### Required task
Print all records exactly, leaving nothing out.

(A block of data)
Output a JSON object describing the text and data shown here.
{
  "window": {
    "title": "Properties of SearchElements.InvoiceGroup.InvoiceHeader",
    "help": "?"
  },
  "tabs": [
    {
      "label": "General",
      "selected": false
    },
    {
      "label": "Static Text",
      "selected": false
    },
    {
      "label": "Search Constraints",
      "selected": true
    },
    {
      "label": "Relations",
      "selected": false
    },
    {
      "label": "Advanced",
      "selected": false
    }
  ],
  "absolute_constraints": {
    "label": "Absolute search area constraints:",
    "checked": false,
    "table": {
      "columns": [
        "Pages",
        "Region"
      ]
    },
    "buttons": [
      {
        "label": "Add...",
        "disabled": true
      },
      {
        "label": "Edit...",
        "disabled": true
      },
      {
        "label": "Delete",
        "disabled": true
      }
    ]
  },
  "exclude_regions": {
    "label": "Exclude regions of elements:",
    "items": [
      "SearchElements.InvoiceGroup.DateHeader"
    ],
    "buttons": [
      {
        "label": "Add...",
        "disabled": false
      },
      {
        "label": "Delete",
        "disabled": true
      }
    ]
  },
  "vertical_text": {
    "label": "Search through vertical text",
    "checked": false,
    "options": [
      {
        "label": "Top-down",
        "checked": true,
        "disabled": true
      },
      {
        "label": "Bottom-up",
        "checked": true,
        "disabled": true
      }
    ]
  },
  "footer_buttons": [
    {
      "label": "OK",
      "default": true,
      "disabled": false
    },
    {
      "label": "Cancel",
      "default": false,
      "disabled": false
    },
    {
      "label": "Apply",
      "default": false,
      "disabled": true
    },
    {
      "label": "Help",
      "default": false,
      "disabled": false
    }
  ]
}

### Correct answer
Output a JSON object describing the text and data shown here.
{
  "window": {
    "title": "Properties of SearchElements.InvoiceGroup.InvoiceHeader",
    "help": "?"
  },
  "tabs": [
    {
      "label": "General",
      "selected": false
    },
    {
      "label": "Static Text",
      "selected": false
    },
    {
      "label": "Search Constraints",
      "selected": true
    },
    {
      "label": "Relations",
      "selected": false
    },
    {
      "label": "Advanced",
      "selected": false
    }
  ],
  "absolute_constraints": {
    "label": "Absolute search area constraints:",
    "checked": false,
    "table": {
      "columns": [
        "Pages",
        "Region"
      ]
    },
    "buttons": [
      {
        "label": "Add...",
        "disabled": true
      },
      {
        "label": "Edit...",
        "disabled": true
      },
      {
        "label": "Delete",
        "disabled": true
      }
    ]
  },
  "exclude_regions": {
    "label": "Exclude regions of elements:",
    "items": [
      "SearchElements.InvoiceGroup.DateHeader"
    ],
    "buttons": [
      {
        "label": "Add...",
        "disabled": false
      },
      {
        "label": "Delete",
        "disabled": true
      }
    ]
  },
  "vertical_text": {
    "label": "Search through vertical text",
    "checked": false,
    "options": [
      {
        "label": "Top-down",
        "checked": true,
        "disabled": true
      },
      {
        "label": "Bottom-up",
        "checked": true,
        "disabled": true
      }
    ]
  },
  "footer_buttons": [
    {
      "label": "OK",
      "default": true,
      "disabled": false
    },
    {
      "label": "Cancel",
      "default": false,
      "disabled": false
    },
    {
      "label": "Apply",
      "default": false,
      "disabled": true
    },
    {
      "label": "Help",
      "default": false,
      "disabled": false
    }
  ]
}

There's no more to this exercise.